EXCERPTED RECORDS:
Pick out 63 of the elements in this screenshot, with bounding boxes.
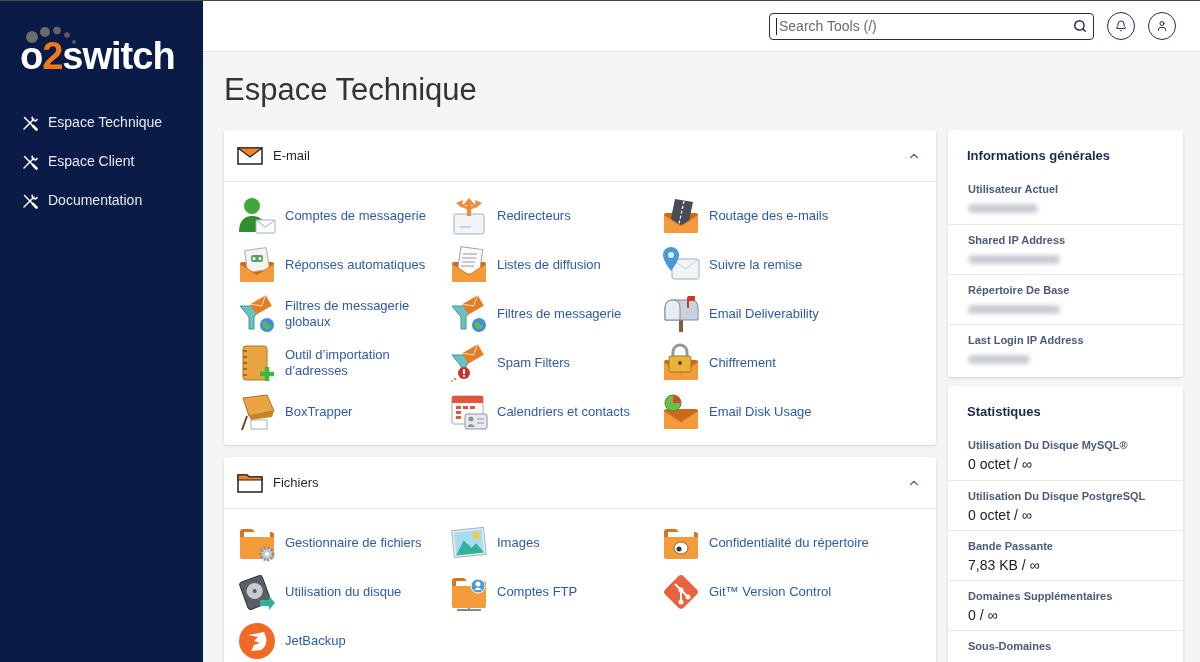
info-value: 0 octet / ∞ bbox=[968, 455, 1032, 473]
tool-link[interactable]: Outil d’importation d’adresses bbox=[237, 338, 435, 387]
tools-icon bbox=[22, 153, 38, 170]
tool-link[interactable]: Filtres de messagerie bbox=[449, 289, 622, 338]
tools-icon bbox=[22, 192, 38, 209]
nav-item[interactable]: Espace Client bbox=[0, 142, 203, 181]
info-label: Sous-Domaines bbox=[968, 639, 1052, 654]
tool-link[interactable]: Email Deliverability bbox=[661, 289, 819, 338]
envelope-pie-icon bbox=[661, 391, 701, 432]
tool-link[interactable]: Git™ Version Control bbox=[661, 567, 832, 616]
envelope-letter-icon bbox=[237, 244, 277, 285]
nav-item[interactable]: Espace Technique bbox=[0, 103, 203, 142]
padlock-envelope-icon bbox=[661, 342, 701, 383]
page-title: Espace Technique bbox=[224, 72, 477, 108]
envelope-icon bbox=[237, 146, 263, 165]
tool-link[interactable]: Réponses automatiques bbox=[237, 240, 426, 289]
tool-link[interactable]: Email Disk Usage bbox=[661, 387, 812, 436]
info-label: Domaines Supplémentaires bbox=[968, 589, 1113, 604]
search-icon bbox=[1073, 18, 1087, 33]
bell-icon bbox=[1115, 20, 1127, 32]
tool-link[interactable]: Calendriers et contacts bbox=[449, 387, 630, 436]
envelope-document-icon bbox=[449, 244, 489, 285]
nav-item[interactable]: Documentation bbox=[0, 181, 203, 220]
user-icon bbox=[1156, 20, 1168, 32]
user-envelope-icon bbox=[237, 195, 277, 236]
notifications-button[interactable] bbox=[1107, 12, 1135, 40]
info-value: 7,83 KB / ∞ bbox=[968, 556, 1040, 574]
tool-link[interactable]: BoxTrapper bbox=[237, 387, 353, 436]
tool-link[interactable]: Confidentialité du répertoire bbox=[661, 518, 869, 567]
logo-text: o2switch bbox=[20, 39, 175, 73]
tool-link[interactable]: Spam Filters bbox=[449, 338, 570, 387]
tool-link[interactable]: Filtres de messagerie globaux bbox=[237, 289, 435, 338]
mailbox-icon bbox=[661, 293, 701, 334]
panel-title: E-mail bbox=[273, 146, 310, 165]
info-label: Utilisation Du Disque MySQL® bbox=[968, 438, 1128, 453]
panel-title: Fichiers bbox=[273, 473, 319, 492]
tools-icon bbox=[22, 114, 38, 131]
info-label: Shared IP Address bbox=[968, 233, 1066, 248]
tool-link[interactable]: Listes de diffusion bbox=[449, 240, 601, 289]
tool-link[interactable]: Suivre la remise bbox=[661, 240, 803, 289]
tool-link[interactable]: Chiffrement bbox=[661, 338, 776, 387]
funnel-globe-icon bbox=[237, 293, 277, 334]
card-title: Informations générales bbox=[966, 147, 1112, 165]
tool-link[interactable]: Comptes FTP bbox=[449, 567, 578, 616]
card-title: Statistiques bbox=[966, 403, 1042, 421]
info-label: Last Login IP Address bbox=[968, 333, 1084, 348]
search-field[interactable]: Search Tools (/) bbox=[769, 12, 1094, 40]
folder-icon bbox=[237, 472, 263, 493]
info-value: 0 octet / ∞ bbox=[968, 506, 1032, 524]
tool-link[interactable]: Redirecteurs bbox=[449, 191, 571, 240]
tool-link[interactable]: JetBackup bbox=[237, 616, 346, 662]
tool-link[interactable]: Images bbox=[449, 518, 540, 567]
info-label: Utilisation Du Disque PostgreSQL bbox=[968, 489, 1146, 504]
tool-link[interactable]: Gestionnaire de fichiers bbox=[237, 518, 422, 567]
tool-link[interactable]: Comptes de messagerie bbox=[237, 191, 426, 240]
info-label: Bande Passante bbox=[968, 539, 1053, 554]
info-label: Répertoire De Base bbox=[968, 283, 1070, 298]
tool-link[interactable]: Routage des e-mails bbox=[661, 191, 829, 240]
info-label: Utilisateur Actuel bbox=[968, 182, 1059, 197]
funnel-globe-icon bbox=[449, 293, 489, 334]
user-button[interactable] bbox=[1148, 12, 1176, 40]
info-value: 0 / ∞ bbox=[968, 606, 998, 624]
tool-link[interactable]: Utilisation du disque bbox=[237, 567, 402, 616]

REQUIRED TASK:
Present every line of the rows above as a Markdown table with two columns, Number and Text, numbering the lines in order and skipping any blank ones. Leave the pictures out.

SOLUTION TO THE PROBLEM:
| Number | Text |
|---|---|
| 1 | Pick out 63 of the elements in this screenshot, with bounding boxes. |
| 2 | info-value: 0 octet / ∞ bbox=[968, 455, 1032, 473] |
| 3 | tool-link[interactable]: Outil d’importation d’adresses bbox=[237, 338, 435, 387] |
| 4 | tools-icon bbox=[22, 153, 38, 170] |
| 5 | tool-link[interactable]: Filtres de messagerie bbox=[449, 289, 622, 338] |
| 6 | tools-icon bbox=[22, 192, 38, 209] |
| 7 | nav-item[interactable]: Espace Client bbox=[0, 142, 203, 181] |
| 8 | info-label: Sous-Domaines bbox=[968, 639, 1052, 654] |
| 9 | tool-link[interactable]: Email Deliverability bbox=[661, 289, 819, 338] |
| 10 | envelope-pie-icon bbox=[661, 391, 701, 432] |
| 11 | tool-link[interactable]: Git™ Version Control bbox=[661, 567, 832, 616] |
| 12 | envelope-letter-icon bbox=[237, 244, 277, 285] |
| 13 | nav-item[interactable]: Espace Technique bbox=[0, 103, 203, 142] |
| 14 | padlock-envelope-icon bbox=[661, 342, 701, 383] |
| 15 | page-title: Espace Technique bbox=[224, 72, 477, 108] |
| 16 | envelope-icon bbox=[237, 146, 263, 165] |
| 17 | tool-link[interactable]: Réponses automatiques bbox=[237, 240, 426, 289] |
| 18 | tool-link[interactable]: Email Disk Usage bbox=[661, 387, 812, 436] |
| 19 | info-label: Domaines Supplémentaires bbox=[968, 589, 1113, 604] |
| 20 | search-icon bbox=[1073, 18, 1087, 33] |
| 21 | bell-icon bbox=[1115, 20, 1127, 32] |
| 22 | tool-link[interactable]: Calendriers et contacts bbox=[449, 387, 630, 436] |
| 23 | envelope-document-icon bbox=[449, 244, 489, 285] |
| 24 | nav-item[interactable]: Documentation bbox=[0, 181, 203, 220] |
| 25 | user-icon bbox=[1156, 20, 1168, 32] |
| 26 | user-envelope-icon bbox=[237, 195, 277, 236] |
| 27 | notifications-button[interactable] bbox=[1107, 12, 1135, 40] |
| 28 | info-value: 7,83 KB / ∞ bbox=[968, 556, 1040, 574] |
| 29 | tool-link[interactable]: BoxTrapper bbox=[237, 387, 353, 436] |
| 30 | tool-link[interactable]: Confidentialité du répertoire bbox=[661, 518, 869, 567] |
| 31 | logo-text: o2switch bbox=[20, 39, 175, 73] |
| 32 | tool-link[interactable]: Spam Filters bbox=[449, 338, 570, 387] |
| 33 | tool-link[interactable]: Filtres de messagerie globaux bbox=[237, 289, 435, 338] |
| 34 | mailbox-icon bbox=[661, 293, 701, 334] |
| 35 | panel-title: E-mail bbox=[273, 146, 310, 165] |
| 36 | info-label: Utilisation Du Disque MySQL® bbox=[968, 438, 1128, 453] |
| 37 | panel-title: Fichiers bbox=[273, 473, 319, 492] |
| 38 | tools-icon bbox=[22, 114, 38, 131] |
| 39 | info-label: Shared IP Address bbox=[968, 233, 1066, 248] |
| 40 | tool-link[interactable]: Listes de diffusion bbox=[449, 240, 601, 289] |
| 41 | tool-link[interactable]: Suivre la remise bbox=[661, 240, 803, 289] |
| 42 | tool-link[interactable]: Chiffrement bbox=[661, 338, 776, 387] |
| 43 | funnel-globe-icon bbox=[237, 293, 277, 334] |
| 44 | card-title: Informations générales bbox=[966, 147, 1112, 165] |
| 45 | tool-link[interactable]: Comptes FTP bbox=[449, 567, 578, 616] |
| 46 | card-title: Statistiques bbox=[966, 403, 1042, 421] |
| 47 | info-label: Last Login IP Address bbox=[968, 333, 1084, 348] |
| 48 | search-field[interactable]: Search Tools (/) bbox=[769, 12, 1094, 40] |
| 49 | folder-icon bbox=[237, 472, 263, 493] |
| 50 | info-value: 0 octet / ∞ bbox=[968, 506, 1032, 524] |
| 51 | tool-link[interactable]: Redirecteurs bbox=[449, 191, 571, 240] |
| 52 | tool-link[interactable]: JetBackup bbox=[237, 616, 346, 662] |
| 53 | tool-link[interactable]: Images bbox=[449, 518, 540, 567] |
| 54 | info-label: Utilisation Du Disque PostgreSQL bbox=[968, 489, 1146, 504] |
| 55 | tool-link[interactable]: Gestionnaire de fichiers bbox=[237, 518, 422, 567] |
| 56 | tool-link[interactable]: Comptes de messagerie bbox=[237, 191, 426, 240] |
| 57 | info-label: Bande Passante bbox=[968, 539, 1053, 554] |
| 58 | info-label: Répertoire De Base bbox=[968, 283, 1070, 298] |
| 59 | tool-link[interactable]: Routage des e-mails bbox=[661, 191, 829, 240] |
| 60 | info-label: Utilisateur Actuel bbox=[968, 182, 1059, 197] |
| 61 | funnel-globe-icon bbox=[449, 293, 489, 334] |
| 62 | user-button[interactable] bbox=[1148, 12, 1176, 40] |
| 63 | info-value: 0 / ∞ bbox=[968, 606, 998, 624] |
| 64 | tool-link[interactable]: Utilisation du disque bbox=[237, 567, 402, 616] |